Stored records
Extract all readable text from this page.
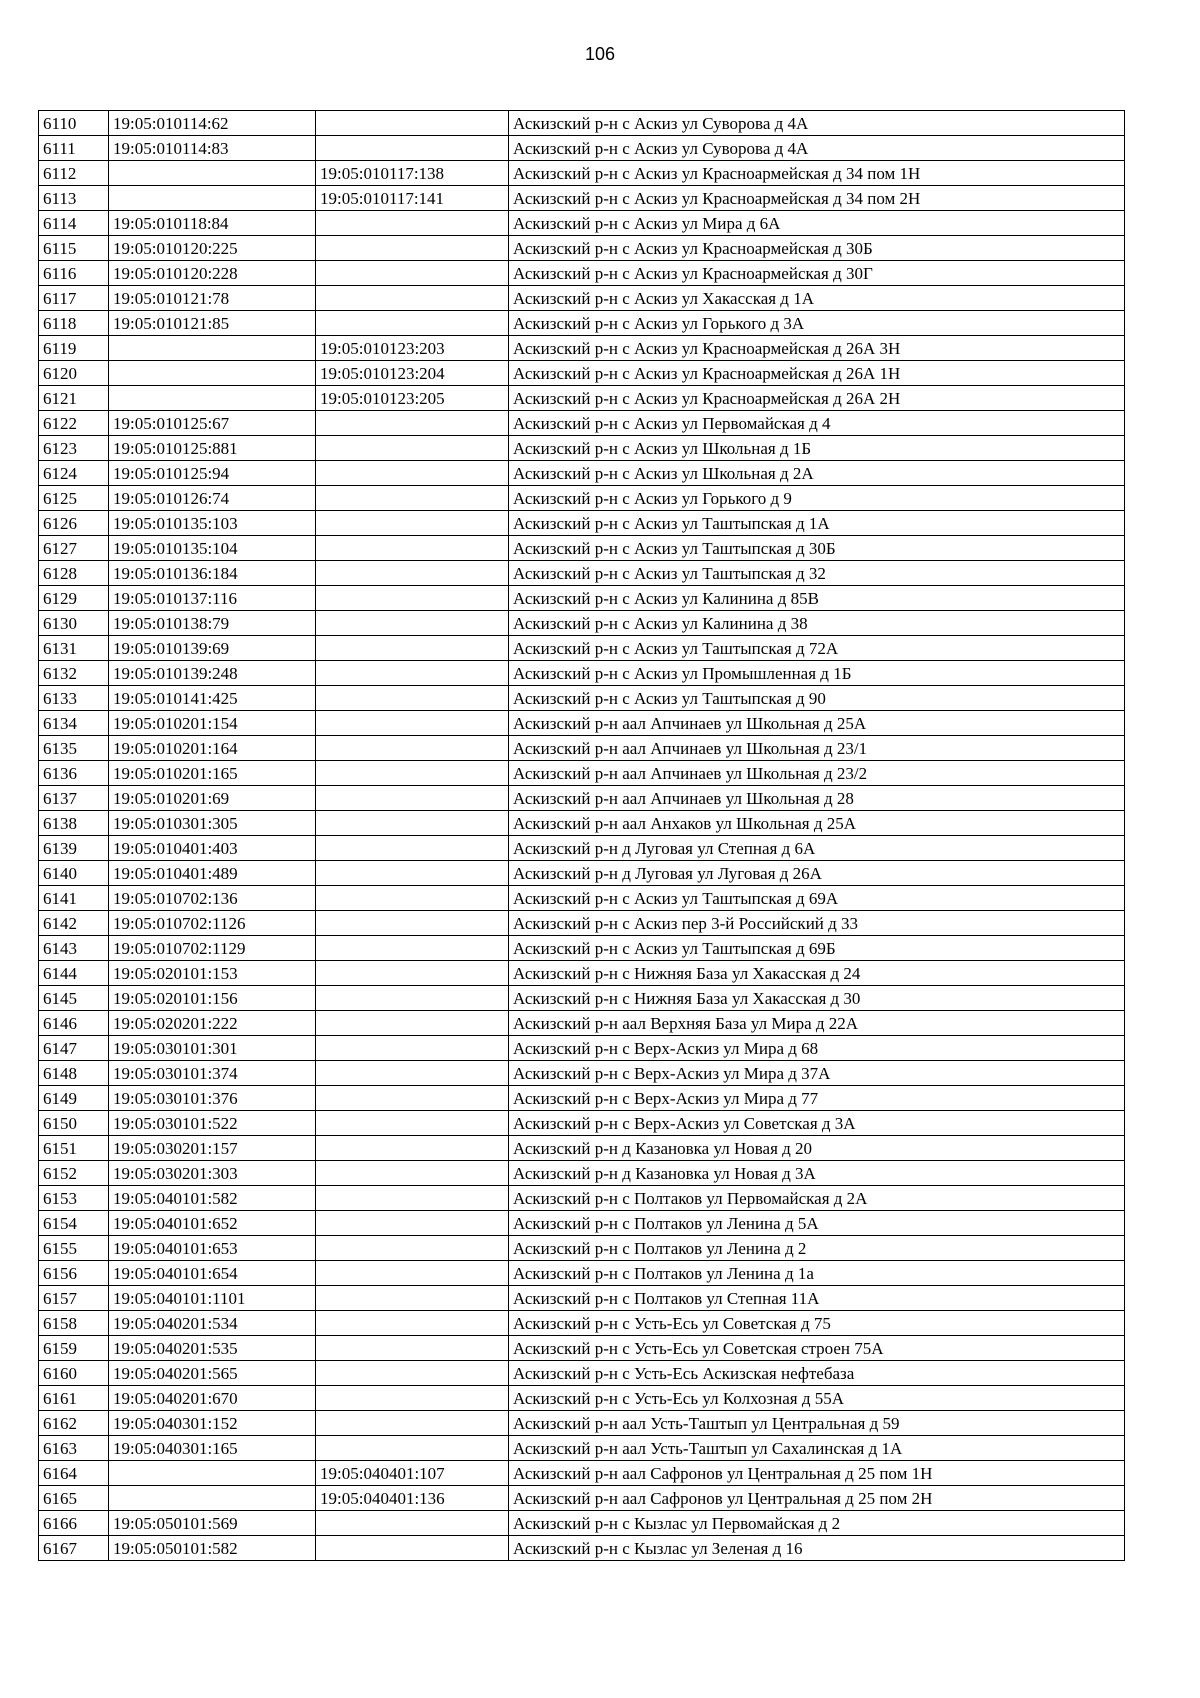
106
6110	19:05:010114:62		Аскизский р-н с Аскиз ул Суворова д 4А
6111	19:05:010114:83		Аскизский р-н с Аскиз ул Суворова д 4А
6112		19:05:010117:138	Аскизский р-н с Аскиз ул Красноармейская д 34 пом 1Н
6113		19:05:010117:141	Аскизский р-н с Аскиз ул Красноармейская д 34 пом 2Н
6114	19:05:010118:84		Аскизский р-н с Аскиз ул Мира д 6А
6115	19:05:010120:225		Аскизский р-н с Аскиз ул Красноармейская д 30Б
6116	19:05:010120:228		Аскизский р-н с Аскиз ул Красноармейская д 30Г
6117	19:05:010121:78		Аскизский р-н с Аскиз ул Хакасская д 1А
6118	19:05:010121:85		Аскизский р-н с Аскиз ул Горького д 3А
6119		19:05:010123:203	Аскизский р-н с Аскиз ул Красноармейская д 26А 3Н
6120		19:05:010123:204	Аскизский р-н с Аскиз ул Красноармейская д 26А 1Н
6121		19:05:010123:205	Аскизский р-н с Аскиз ул Красноармейская д 26А 2Н
6122	19:05:010125:67		Аскизский р-н с Аскиз ул Первомайская д 4
6123	19:05:010125:881		Аскизский р-н с Аскиз ул Школьная д 1Б
6124	19:05:010125:94		Аскизский р-н с Аскиз ул Школьная д 2А
6125	19:05:010126:74		Аскизский р-н с Аскиз ул Горького д 9
6126	19:05:010135:103		Аскизский р-н с Аскиз ул Таштыпская д 1А
6127	19:05:010135:104		Аскизский р-н с Аскиз ул Таштыпская д 30Б
6128	19:05:010136:184		Аскизский р-н с Аскиз ул Таштыпская д 32
6129	19:05:010137:116		Аскизский р-н с Аскиз ул Калинина д 85В
6130	19:05:010138:79		Аскизский р-н с Аскиз ул Калинина д 38
6131	19:05:010139:69		Аскизский р-н с Аскиз ул Таштыпская д 72А
6132	19:05:010139:248		Аскизский р-н с Аскиз ул Промышленная д 1Б
6133	19:05:010141:425		Аскизский р-н с Аскиз ул Таштыпская д 90
6134	19:05:010201:154		Аскизский р-н аал Апчинаев ул Школьная д 25А
6135	19:05:010201:164		Аскизский р-н аал Апчинаев ул Школьная д 23/1
6136	19:05:010201:165		Аскизский р-н аал Апчинаев ул Школьная д 23/2
6137	19:05:010201:69		Аскизский р-н аал Апчинаев ул Школьная д 28
6138	19:05:010301:305		Аскизский р-н аал Анхаков ул Школьная д 25А
6139	19:05:010401:403		Аскизский р-н д Луговая ул Степная д 6А
6140	19:05:010401:489		Аскизский р-н д Луговая ул Луговая д 26А
6141	19:05:010702:136		Аскизский р-н с Аскиз ул Таштыпская д 69А
6142	19:05:010702:1126		Аскизский р-н с Аскиз пер 3-й Российский д 33
6143	19:05:010702:1129		Аскизский р-н с Аскиз ул Таштыпская д 69Б
6144	19:05:020101:153		Аскизский р-н с Нижняя База ул Хакасская д 24
6145	19:05:020101:156		Аскизский р-н с Нижняя База ул Хакасская д 30
6146	19:05:020201:222		Аскизский р-н аал Верхняя База ул Мира д 22А
6147	19:05:030101:301		Аскизский р-н с Верх-Аскиз ул Мира д 68
6148	19:05:030101:374		Аскизский р-н с Верх-Аскиз ул Мира д 37А
6149	19:05:030101:376		Аскизский р-н с Верх-Аскиз ул Мира д 77
6150	19:05:030101:522		Аскизский р-н с Верх-Аскиз ул Советская д 3А
6151	19:05:030201:157		Аскизский р-н д Казановка ул Новая д 20
6152	19:05:030201:303		Аскизский р-н д Казановка ул Новая д 3А
6153	19:05:040101:582		Аскизский р-н с Полтаков ул Первомайская д 2А
6154	19:05:040101:652		Аскизский р-н с Полтаков ул Ленина д 5А
6155	19:05:040101:653		Аскизский р-н с Полтаков ул Ленина д 2
6156	19:05:040101:654		Аскизский р-н с Полтаков ул Ленина д 1а
6157	19:05:040101:1101		Аскизский р-н с Полтаков ул Степная 11А
6158	19:05:040201:534		Аскизский р-н с Усть-Есь ул Советская д 75
6159	19:05:040201:535		Аскизский р-н с Усть-Есь ул Советская строен 75А
6160	19:05:040201:565		Аскизский р-н с Усть-Есь Аскизская нефтебаза
6161	19:05:040201:670		Аскизский р-н с Усть-Есь ул Колхозная д 55А
6162	19:05:040301:152		Аскизский р-н аал Усть-Таштып ул Центральная д 59
6163	19:05:040301:165		Аскизский р-н аал Усть-Таштып ул Сахалинская д 1А
6164		19:05:040401:107	Аскизский р-н аал Сафронов ул Центральная д 25 пом 1Н
6165		19:05:040401:136	Аскизский р-н аал Сафронов ул Центральная д 25 пом 2Н
6166	19:05:050101:569		Аскизский р-н с Кызлас ул Первомайская д 2
6167	19:05:050101:582		Аскизский р-н с Кызлас ул Зеленая д 16
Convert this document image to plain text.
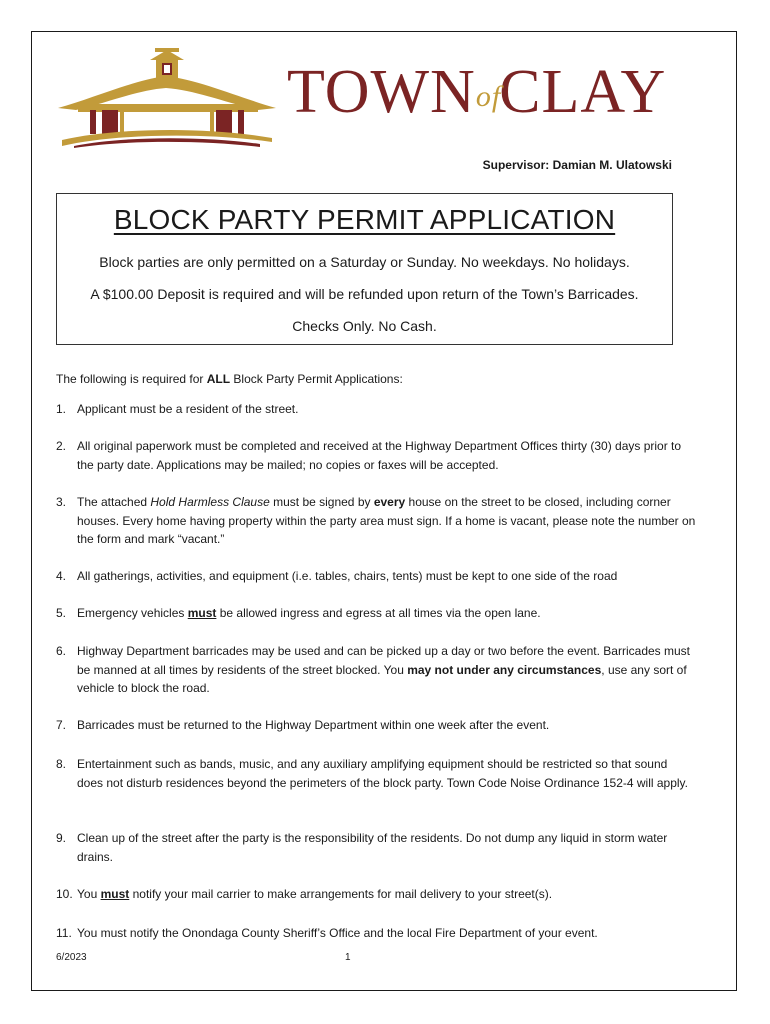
TOWNofCLAY
Supervisor: Damian M. Ulatowski
BLOCK PARTY PERMIT APPLICATION

Block parties are only permitted on a Saturday or Sunday. No weekdays. No holidays.

A $100.00 Deposit is required and will be refunded upon return of the Town’s Barricades.

Checks Only. No Cash.

The following is required for ALL Block Party Permit Applications:
1. Applicant must be a resident of the street.
2. All original paperwork must be completed and received at the Highway Department Offices thirty (30) days prior to the party date. Applications may be mailed; no copies or faxes will be accepted.
3. The attached Hold Harmless Clause must be signed by every house on the street to be closed, including corner houses. Every home having property within the party area must sign. If a home is vacant, please note the number on the form and mark “vacant.”
4. All gatherings, activities, and equipment (i.e. tables, chairs, tents) must be kept to one side of the road
5. Emergency vehicles must be allowed ingress and egress at all times via the open lane.
6. Highway Department barricades may be used and can be picked up a day or two before the event. Barricades must be manned at all times by residents of the street blocked. You may not under any circumstances, use any sort of vehicle to block the road.
7. Barricades must be returned to the Highway Department within one week after the event.
8. Entertainment such as bands, music, and any auxiliary amplifying equipment should be restricted so that sound does not disturb residences beyond the perimeters of the block party. Town Code Noise Ordinance 152-4 will apply.
9. Clean up of the street after the party is the responsibility of the residents. Do not dump any liquid in storm water drains.
10. You must notify your mail carrier to make arrangements for mail delivery to your street(s).
11. You must notify the Onondaga County Sheriff’s Office and the local Fire Department of your event.
6/2023	1
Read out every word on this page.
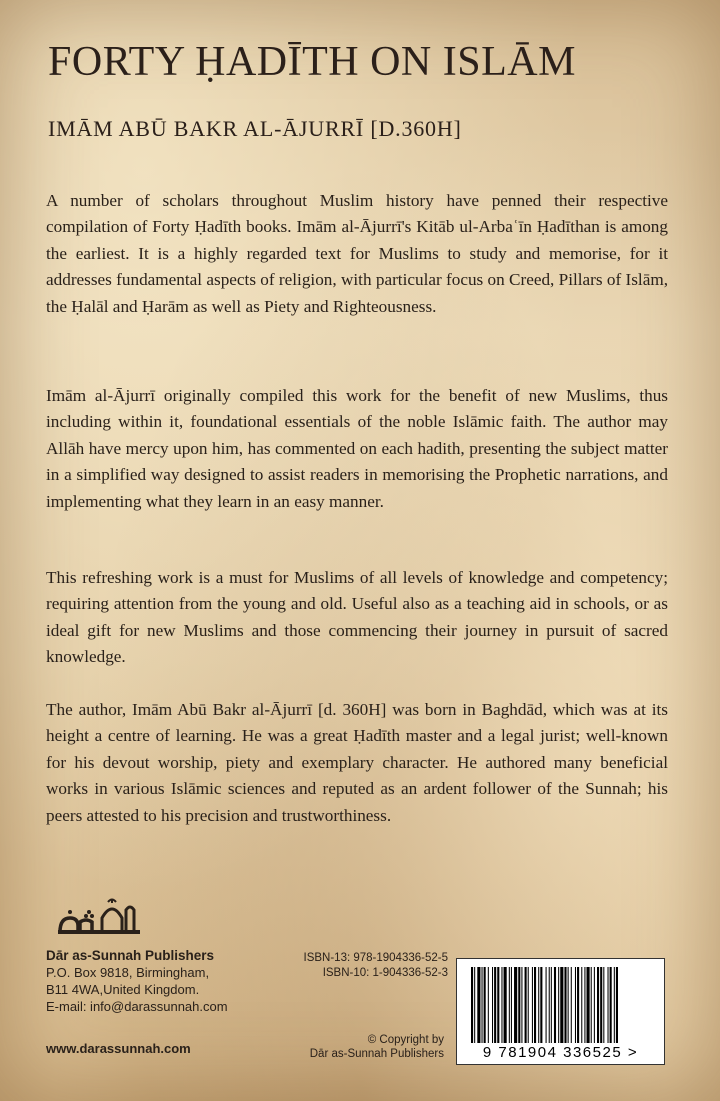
FORTY ḤADĪTH ON ISLĀM
IMĀM ABŪ BAKR AL-ĀJURRĪ [D.360H]
A number of scholars throughout Muslim history have penned their respective compilation of Forty Ḥadīth books. Imām al-Ājurrī's Kitāb ul-Arbaʿīn Ḥadīthan is among the earliest. It is a highly regarded text for Muslims to study and memorise, for it addresses fundamental aspects of religion, with particular focus on Creed, Pillars of Islām, the Ḥalāl and Ḥarām as well as Piety and Righteousness.
Imām al-Ājurrī originally compiled this work for the benefit of new Muslims, thus including within it, foundational essentials of the noble Islāmic faith. The author may Allāh have mercy upon him, has commented on each hadith, presenting the subject matter in a simplified way designed to assist readers in memorising the Prophetic narrations, and implementing what they learn in an easy manner.
This refreshing work is a must for Muslims of all levels of knowledge and competency; requiring attention from the young and old. Useful also as a teaching aid in schools, or as ideal gift for new Muslims and those commencing their journey in pursuit of sacred knowledge.
The author, Imām Abū Bakr al-Ājurrī [d. 360H] was born in Baghdād, which was at its height a centre of learning. He was a great Ḥadīth master and a legal jurist; well-known for his devout worship, piety and exemplary character. He authored many beneficial works in various Islāmic sciences and reputed as an ardent follower of the Sunnah; his peers attested to his precision and trustworthiness.
Dār as-Sunnah Publishers
P.O. Box 9818, Birmingham,
B11 4WA,United Kingdom.
E-mail: info@darassunnah.com
www.darassunnah.com
ISBN-13: 978-1904336-52-5
ISBN-10: 1-904336-52-3
© Copyright by
Dār as-Sunnah Publishers	9 781904 336525 >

• **TO BE DONE**: Gather all lines where the word "Степная" appears.

• **THE SOLUTION**:
6139	19:05:010401:403		Аскизский р-н д Луговая ул Степная д 6А
6157	19:05:040101:1101		Аскизский р-н с Полтаков ул Степная 11А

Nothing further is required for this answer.